*PROVIDED DATA*:
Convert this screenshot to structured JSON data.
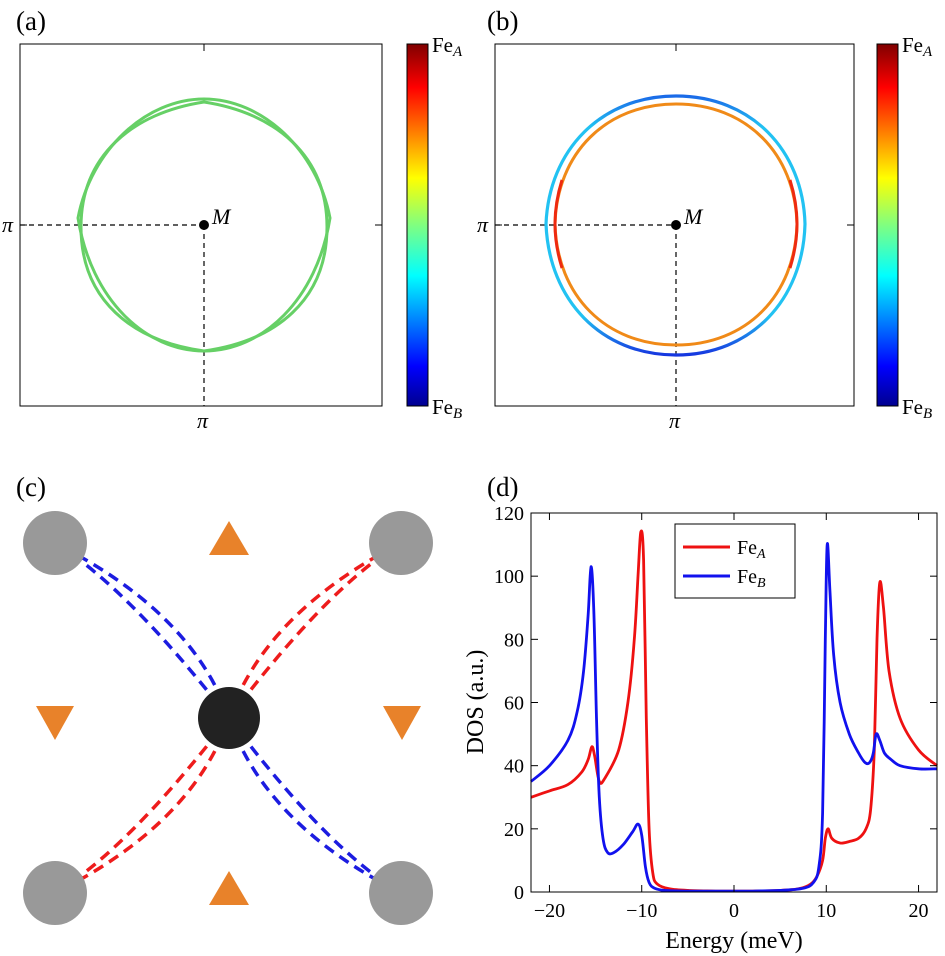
{
  "panels": {
    "a": {
      "label": "(a)",
      "point": "M",
      "x_tick": "π",
      "y_tick": "π",
      "colorbar": {
        "top": "Fe",
        "top_sub": "A",
        "bottom": "Fe",
        "bottom_sub": "B"
      },
      "contour_color": "#66d066"
    },
    "b": {
      "label": "(b)",
      "point": "M",
      "x_tick": "π",
      "y_tick": "π",
      "colorbar": {
        "top": "Fe",
        "top_sub": "A",
        "bottom": "Fe",
        "bottom_sub": "B"
      },
      "inner_color": "#f08a18",
      "outer_color": "#22c2f2",
      "outer_edge_color": "#1636e0"
    },
    "c": {
      "label": "(c)",
      "colors": {
        "large_atom": "#222222",
        "small_atom": "#999999",
        "triangle": "#e8822a",
        "bond_a": "#ee1c1c",
        "bond_b": "#1c1ce0"
      }
    },
    "d": {
      "label": "(d)"
    }
  },
  "chart_data": {
    "type": "line",
    "title": "",
    "xlabel": "Energy (meV)",
    "ylabel": "DOS (a.u.)",
    "xlim": [
      -22,
      22
    ],
    "ylim": [
      0,
      120
    ],
    "xticks": [
      -20,
      -10,
      0,
      10,
      20
    ],
    "yticks": [
      0,
      20,
      40,
      60,
      80,
      100,
      120
    ],
    "legend": {
      "placement": "top-center",
      "entries": [
        "Fe_A",
        "Fe_B"
      ]
    },
    "series": [
      {
        "name": "Fe_A",
        "label_main": "Fe",
        "label_sub": "A",
        "color": "#ee1111",
        "x": [
          -22,
          -20,
          -18,
          -16.5,
          -15.8,
          -15.4,
          -15.1,
          -14.6,
          -14,
          -12.5,
          -11.5,
          -10.8,
          -10.4,
          -10.1,
          -9.8,
          -9.5,
          -9.2,
          -8.8,
          -8.3,
          -7,
          -5,
          -2,
          0,
          2,
          5,
          7,
          8.3,
          9,
          9.6,
          9.9,
          10.2,
          10.6,
          11.5,
          12.5,
          13.5,
          14.3,
          14.8,
          15.2,
          15.5,
          15.8,
          16.2,
          16.8,
          18,
          20,
          22
        ],
        "y": [
          30,
          32,
          34,
          38,
          42,
          46,
          43,
          35,
          36,
          45,
          60,
          80,
          100,
          114,
          105,
          55,
          20,
          6,
          2.5,
          1,
          0.5,
          0.3,
          0.3,
          0.3,
          0.5,
          1,
          2.5,
          5,
          10,
          17,
          20,
          17,
          15.5,
          16,
          17,
          20,
          26,
          45,
          80,
          98,
          90,
          70,
          55,
          45,
          40
        ]
      },
      {
        "name": "Fe_B",
        "label_main": "Fe",
        "label_sub": "B",
        "color": "#1111ee",
        "x": [
          -22,
          -20,
          -18,
          -17,
          -16.3,
          -15.8,
          -15.5,
          -15.2,
          -14.9,
          -14.6,
          -14.2,
          -13.7,
          -13,
          -12,
          -11,
          -10.4,
          -10,
          -9.6,
          -9.2,
          -8.6,
          -7.5,
          -5,
          -2,
          0,
          2,
          5,
          7.5,
          8.6,
          9.2,
          9.6,
          9.9,
          10.1,
          10.4,
          10.8,
          11.5,
          12.5,
          13.5,
          14.2,
          14.7,
          15.1,
          15.4,
          15.8,
          16.3,
          17,
          18,
          20,
          22
        ],
        "y": [
          35,
          40,
          48,
          57,
          70,
          88,
          103,
          90,
          55,
          30,
          17,
          12.5,
          12.5,
          15,
          19,
          21.5,
          18,
          8,
          3,
          1.2,
          0.5,
          0.3,
          0.3,
          0.3,
          0.3,
          0.5,
          1.2,
          3,
          8,
          25,
          80,
          110,
          95,
          75,
          60,
          50,
          44,
          41,
          41,
          44,
          50,
          48,
          44,
          42,
          40,
          39,
          39
        ]
      }
    ]
  }
}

*EXERCISE PROMPT*: Repeat each record exactly as shown above, dropping all images.

*THE RESULT*:
Convert this screenshot to structured JSON data.
{
  "panels": {
    "a": {
      "label": "(a)",
      "point": "M",
      "x_tick": "π",
      "y_tick": "π",
      "colorbar": {
        "top": "Fe",
        "top_sub": "A",
        "bottom": "Fe",
        "bottom_sub": "B"
      },
      "contour_color": "#66d066"
    },
    "b": {
      "label": "(b)",
      "point": "M",
      "x_tick": "π",
      "y_tick": "π",
      "colorbar": {
        "top": "Fe",
        "top_sub": "A",
        "bottom": "Fe",
        "bottom_sub": "B"
      },
      "inner_color": "#f08a18",
      "outer_color": "#22c2f2",
      "outer_edge_color": "#1636e0"
    },
    "c": {
      "label": "(c)",
      "colors": {
        "large_atom": "#222222",
        "small_atom": "#999999",
        "triangle": "#e8822a",
        "bond_a": "#ee1c1c",
        "bond_b": "#1c1ce0"
      }
    },
    "d": {
      "label": "(d)"
    }
  },
  "chart_data": {
    "type": "line",
    "title": "",
    "xlabel": "Energy (meV)",
    "ylabel": "DOS (a.u.)",
    "xlim": [
      -22,
      22
    ],
    "ylim": [
      0,
      120
    ],
    "xticks": [
      -20,
      -10,
      0,
      10,
      20
    ],
    "yticks": [
      0,
      20,
      40,
      60,
      80,
      100,
      120
    ],
    "legend": {
      "placement": "top-center",
      "entries": [
        "Fe_A",
        "Fe_B"
      ]
    },
    "series": [
      {
        "name": "Fe_A",
        "label_main": "Fe",
        "label_sub": "A",
        "color": "#ee1111",
        "x": [
          -22,
          -20,
          -18,
          -16.5,
          -15.8,
          -15.4,
          -15.1,
          -14.6,
          -14,
          -12.5,
          -11.5,
          -10.8,
          -10.4,
          -10.1,
          -9.8,
          -9.5,
          -9.2,
          -8.8,
          -8.3,
          -7,
          -5,
          -2,
          0,
          2,
          5,
          7,
          8.3,
          9,
          9.6,
          9.9,
          10.2,
          10.6,
          11.5,
          12.5,
          13.5,
          14.3,
          14.8,
          15.2,
          15.5,
          15.8,
          16.2,
          16.8,
          18,
          20,
          22
        ],
        "y": [
          30,
          32,
          34,
          38,
          42,
          46,
          43,
          35,
          36,
          45,
          60,
          80,
          100,
          114,
          105,
          55,
          20,
          6,
          2.5,
          1,
          0.5,
          0.3,
          0.3,
          0.3,
          0.5,
          1,
          2.5,
          5,
          10,
          17,
          20,
          17,
          15.5,
          16,
          17,
          20,
          26,
          45,
          80,
          98,
          90,
          70,
          55,
          45,
          40
        ]
      },
      {
        "name": "Fe_B",
        "label_main": "Fe",
        "label_sub": "B",
        "color": "#1111ee",
        "x": [
          -22,
          -20,
          -18,
          -17,
          -16.3,
          -15.8,
          -15.5,
          -15.2,
          -14.9,
          -14.6,
          -14.2,
          -13.7,
          -13,
          -12,
          -11,
          -10.4,
          -10,
          -9.6,
          -9.2,
          -8.6,
          -7.5,
          -5,
          -2,
          0,
          2,
          5,
          7.5,
          8.6,
          9.2,
          9.6,
          9.9,
          10.1,
          10.4,
          10.8,
          11.5,
          12.5,
          13.5,
          14.2,
          14.7,
          15.1,
          15.4,
          15.8,
          16.3,
          17,
          18,
          20,
          22
        ],
        "y": [
          35,
          40,
          48,
          57,
          70,
          88,
          103,
          90,
          55,
          30,
          17,
          12.5,
          12.5,
          15,
          19,
          21.5,
          18,
          8,
          3,
          1.2,
          0.5,
          0.3,
          0.3,
          0.3,
          0.3,
          0.5,
          1.2,
          3,
          8,
          25,
          80,
          110,
          95,
          75,
          60,
          50,
          44,
          41,
          41,
          44,
          50,
          48,
          44,
          42,
          40,
          39,
          39
        ]
      }
    ]
  }
}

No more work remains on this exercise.